§ OBJECTIVES:
**a)** In the Plutonian Striptease introduction, how many of the 30 Android apps in the 2010 study reported users' locations to remote advertising servers?
**b)** Extend the Plutonian Striptease introduction past its final sentence.

§ QUOTED PASSAGE:
-*-
Plutonian Striptease / Introduction
Art Meets Radical Openness (Liwoli 2011)
Guests Saturday 14 May
Nicolas Malevé - http://yoogle.be/spip.php?page=start_yoogle
Margaritha Köhl - http://www.univie.ac.at/publizistik/Koehl.htm
Pippa Buchanan (Mozilla Webcraft) - http://p2pu.org/webcraft
Birgit Bachler - http://www.birgitbachler.com
'Plutonian Striptease' is a 2 evening lecture series, filled with short 30 minute lectures on social media, online privacy, the data market and the economy of open systems.
We all share a lot of information with others online. Not only voluntarily and consciously via public parts of social media, but also unknowingly, by searching, purchasing, browsing... And on top of that, non-public parts of the web are being scraped to complete the already very detailed profiles data brokers and listening companies have on us.
"You have zero privacy anyway, get over it." (Scott McNealy, as chief executive of Sun Microsystems , 1999)
The open web, heralded for it's transparency, interoperability and decentralized nature, is not just about being open and accessible for the benefit of us all, it also happens to greatly facilitate data harvesting, tracking, scraping, data mining, profiling and behavioural advertisement. This facilitation is fuelled by, and fuels a booming industry. There is no single and clear definition of what the open web really is, and maybe that is because of it's paradoxical nature. On the one hand, there is a strive for openness driven by an ideology for the public good, on the other it's driven by commercial goals.
Compared to the speed with which the data market is growing, legislation to protect users from invasion of privacy is light-years behind. Making an 'opt-out' or 'do-not-track' option mandatory would be a good start. But even if the law were up to speed, is it possible to properly enforce such laws? It would require a close look into the code of every application and online service accessing a users personal data; a police raid of App Store, Android Market, and the like. A 2010 study by Pennsylvania State University, Duke University, and Intel Labs showed that out of 30 randomly selected popular Android apps that access personal information, fifteen of the apps reported users' locations to remote advertising servers and seven applications broadcast the handset's device number or phone number to outside servers (Eck W., et al, 2010).
-*-
Entries drawn from a collection
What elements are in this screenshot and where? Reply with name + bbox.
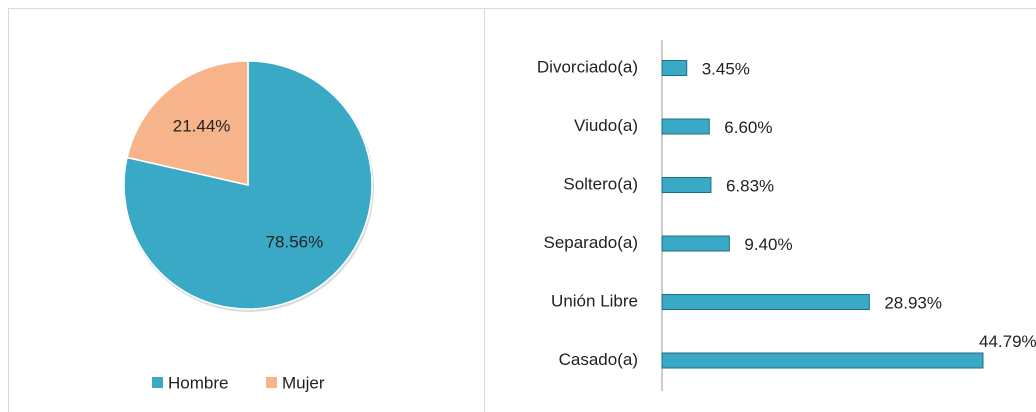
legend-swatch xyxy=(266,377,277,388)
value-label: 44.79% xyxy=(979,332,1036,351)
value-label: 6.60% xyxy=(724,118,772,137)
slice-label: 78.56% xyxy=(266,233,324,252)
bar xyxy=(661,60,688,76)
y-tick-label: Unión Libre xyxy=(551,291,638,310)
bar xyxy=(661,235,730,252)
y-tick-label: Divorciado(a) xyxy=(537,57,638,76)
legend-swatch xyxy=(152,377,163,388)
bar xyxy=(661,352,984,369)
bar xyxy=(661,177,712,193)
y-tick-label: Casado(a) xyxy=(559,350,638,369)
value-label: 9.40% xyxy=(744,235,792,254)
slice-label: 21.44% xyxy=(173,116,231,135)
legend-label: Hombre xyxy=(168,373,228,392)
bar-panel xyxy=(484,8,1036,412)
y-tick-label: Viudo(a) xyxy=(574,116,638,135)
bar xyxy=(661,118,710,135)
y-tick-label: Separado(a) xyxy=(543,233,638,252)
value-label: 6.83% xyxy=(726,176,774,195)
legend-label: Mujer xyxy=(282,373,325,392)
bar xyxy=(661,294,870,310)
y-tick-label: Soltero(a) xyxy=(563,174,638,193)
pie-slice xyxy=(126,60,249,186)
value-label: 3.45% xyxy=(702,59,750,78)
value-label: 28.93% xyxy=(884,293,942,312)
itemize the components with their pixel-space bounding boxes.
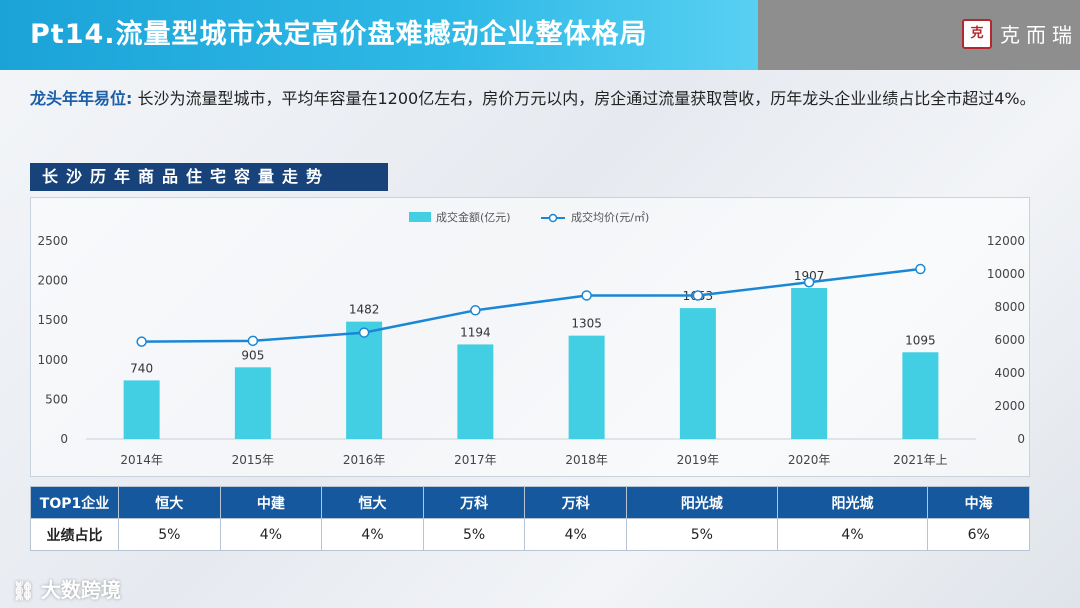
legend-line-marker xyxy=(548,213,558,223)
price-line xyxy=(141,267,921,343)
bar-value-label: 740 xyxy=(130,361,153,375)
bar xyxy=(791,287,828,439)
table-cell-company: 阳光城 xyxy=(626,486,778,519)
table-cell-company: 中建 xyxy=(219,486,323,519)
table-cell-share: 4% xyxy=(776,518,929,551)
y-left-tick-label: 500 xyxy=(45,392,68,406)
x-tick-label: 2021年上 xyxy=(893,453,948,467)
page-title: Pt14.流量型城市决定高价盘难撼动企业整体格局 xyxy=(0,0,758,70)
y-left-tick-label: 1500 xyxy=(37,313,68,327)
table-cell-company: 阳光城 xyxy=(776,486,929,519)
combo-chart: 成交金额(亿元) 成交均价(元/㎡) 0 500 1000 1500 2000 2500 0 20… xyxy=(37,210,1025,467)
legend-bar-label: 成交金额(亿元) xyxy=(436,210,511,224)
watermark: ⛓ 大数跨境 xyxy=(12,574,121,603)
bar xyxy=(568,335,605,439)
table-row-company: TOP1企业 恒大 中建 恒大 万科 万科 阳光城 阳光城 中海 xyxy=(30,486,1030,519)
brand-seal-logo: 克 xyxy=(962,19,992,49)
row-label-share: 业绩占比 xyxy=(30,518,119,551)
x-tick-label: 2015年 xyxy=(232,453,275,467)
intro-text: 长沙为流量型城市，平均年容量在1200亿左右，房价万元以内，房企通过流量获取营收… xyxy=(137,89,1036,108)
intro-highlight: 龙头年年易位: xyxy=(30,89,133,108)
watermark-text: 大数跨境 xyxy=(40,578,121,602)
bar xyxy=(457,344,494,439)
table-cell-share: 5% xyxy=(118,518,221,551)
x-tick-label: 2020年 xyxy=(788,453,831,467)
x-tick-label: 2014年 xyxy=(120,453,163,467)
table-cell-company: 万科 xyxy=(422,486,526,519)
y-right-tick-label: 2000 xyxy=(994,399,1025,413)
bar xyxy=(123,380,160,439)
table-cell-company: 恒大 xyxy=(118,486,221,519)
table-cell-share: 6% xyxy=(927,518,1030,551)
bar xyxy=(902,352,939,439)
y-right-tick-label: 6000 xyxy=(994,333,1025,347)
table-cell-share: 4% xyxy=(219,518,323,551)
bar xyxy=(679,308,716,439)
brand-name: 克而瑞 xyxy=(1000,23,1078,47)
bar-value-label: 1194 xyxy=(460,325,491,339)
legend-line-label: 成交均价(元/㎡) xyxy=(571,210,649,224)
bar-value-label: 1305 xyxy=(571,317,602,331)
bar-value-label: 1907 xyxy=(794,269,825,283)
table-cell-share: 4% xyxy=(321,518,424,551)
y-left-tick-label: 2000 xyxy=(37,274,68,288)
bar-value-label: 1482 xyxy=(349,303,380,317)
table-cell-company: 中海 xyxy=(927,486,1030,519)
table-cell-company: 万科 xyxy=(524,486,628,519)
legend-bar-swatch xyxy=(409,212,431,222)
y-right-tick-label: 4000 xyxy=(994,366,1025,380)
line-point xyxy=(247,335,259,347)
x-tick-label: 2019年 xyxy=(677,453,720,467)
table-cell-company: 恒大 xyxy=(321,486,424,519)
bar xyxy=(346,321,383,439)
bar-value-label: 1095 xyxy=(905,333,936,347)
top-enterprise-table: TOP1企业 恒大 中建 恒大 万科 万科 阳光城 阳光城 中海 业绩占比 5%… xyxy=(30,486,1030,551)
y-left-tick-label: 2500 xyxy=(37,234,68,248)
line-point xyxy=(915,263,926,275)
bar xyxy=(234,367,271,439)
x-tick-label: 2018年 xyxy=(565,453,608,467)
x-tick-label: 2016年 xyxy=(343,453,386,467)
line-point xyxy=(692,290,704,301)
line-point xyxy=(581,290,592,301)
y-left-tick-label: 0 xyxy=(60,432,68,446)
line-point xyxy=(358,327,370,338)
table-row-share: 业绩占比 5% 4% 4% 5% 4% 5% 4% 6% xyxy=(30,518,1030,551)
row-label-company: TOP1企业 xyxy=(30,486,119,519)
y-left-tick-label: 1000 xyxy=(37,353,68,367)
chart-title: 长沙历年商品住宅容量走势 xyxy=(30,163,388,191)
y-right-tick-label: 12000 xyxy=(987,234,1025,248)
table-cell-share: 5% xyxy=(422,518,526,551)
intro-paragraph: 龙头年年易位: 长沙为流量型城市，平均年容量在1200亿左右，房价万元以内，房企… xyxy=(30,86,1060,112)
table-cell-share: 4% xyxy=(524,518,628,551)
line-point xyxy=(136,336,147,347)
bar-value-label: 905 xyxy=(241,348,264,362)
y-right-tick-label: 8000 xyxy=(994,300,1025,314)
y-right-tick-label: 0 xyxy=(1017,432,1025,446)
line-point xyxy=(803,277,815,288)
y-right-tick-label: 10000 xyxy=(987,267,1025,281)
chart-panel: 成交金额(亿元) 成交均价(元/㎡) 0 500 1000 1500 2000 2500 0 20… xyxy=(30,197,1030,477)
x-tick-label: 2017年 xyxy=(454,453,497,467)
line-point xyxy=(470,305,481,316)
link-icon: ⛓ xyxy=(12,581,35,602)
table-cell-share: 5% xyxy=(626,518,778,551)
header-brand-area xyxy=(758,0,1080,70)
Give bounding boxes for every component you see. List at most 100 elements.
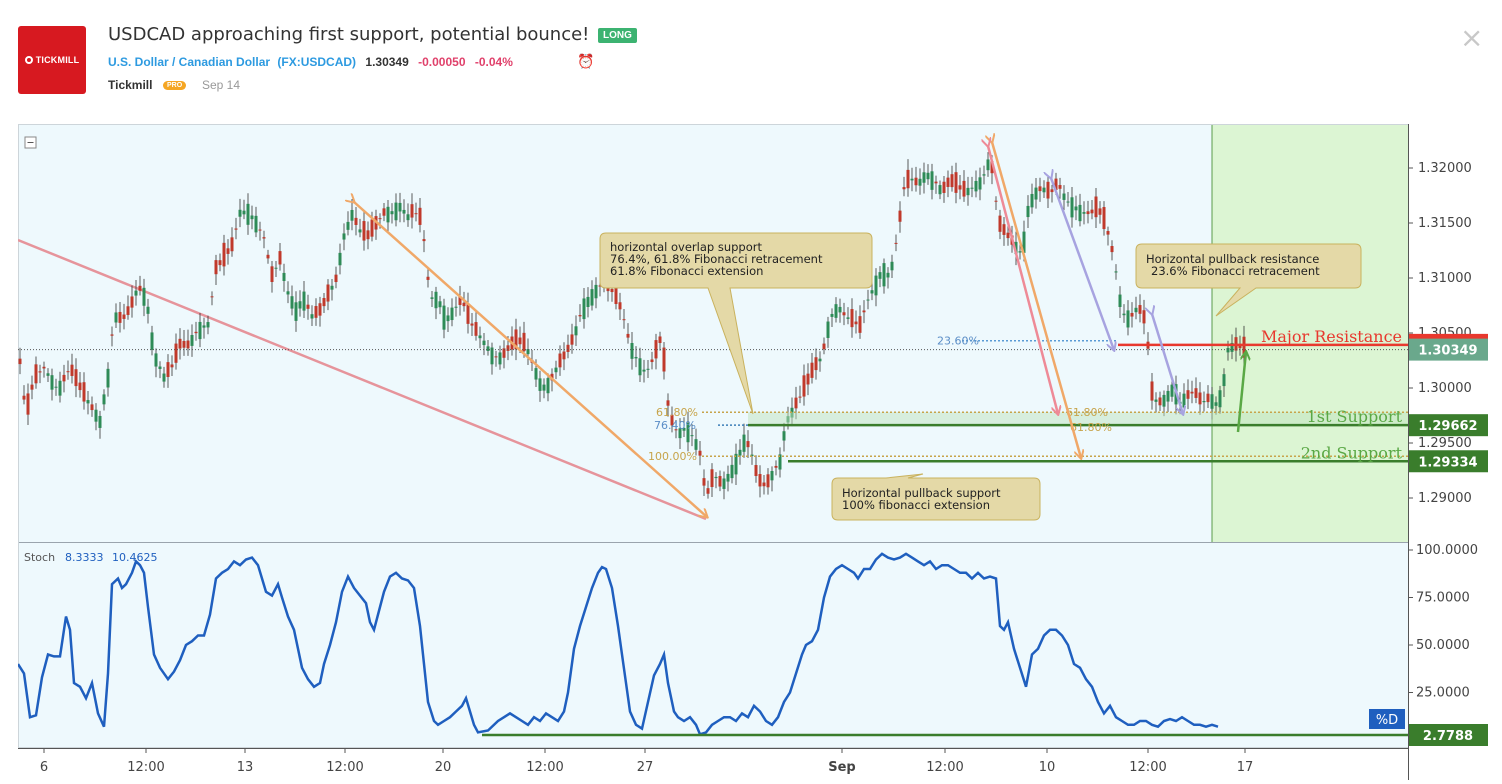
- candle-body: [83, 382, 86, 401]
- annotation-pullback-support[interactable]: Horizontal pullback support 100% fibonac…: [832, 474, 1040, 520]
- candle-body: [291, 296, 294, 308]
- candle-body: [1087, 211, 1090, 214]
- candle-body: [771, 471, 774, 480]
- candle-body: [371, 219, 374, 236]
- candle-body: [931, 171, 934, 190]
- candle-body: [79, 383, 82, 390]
-*-
§ ANSWERS BELOW:
**a)** Fifteen of the 30 apps reported users' locations to remote advertising servers.

**b)**
To some, the trade-off between personal data and free services paid for through advertisement is more than fair. You get as much back as you give, convenience comes at a price. The problem is that it has become almost impossible to make those trade-offs consciously and with a good idea of what the consequences will be. Online, it's hard to tell when you're leaving private space and entering a public one. The 'I've got nothing to hide' argument proposed by those involved in the 'privacy versus security' debate, is not easily matched with a one-liner explaining the value of privacy, this is a more complex and abstract story, and as pointed out by Bruce Schneier, the real choice is liberty versus control (B. Schneier, 2006). He points to two proverbs that say it best: Quis custodiet custodes ipsos? ("Who watches the watchers?") and "Absolute power corrupts absolutely."
This lecture series investigates these issues and showcases art projects making the hidden world of data harvesting tangible.
Enck W. et al., 2010, TaintDroid: An Information-Flow Tracking System for Realtime Privacy Monitoring on Smartphones , [online] Available at:
Schneier B., 2006, The Eternal Value of Privacy. [online] Available
Plutonian Striptease has been organised by Marloes de Valk, and is the follow-up of a series of interviews published on http://pluto.kuri.mu, asking experts, owners, users, fans and haters of social media about their views on this topic.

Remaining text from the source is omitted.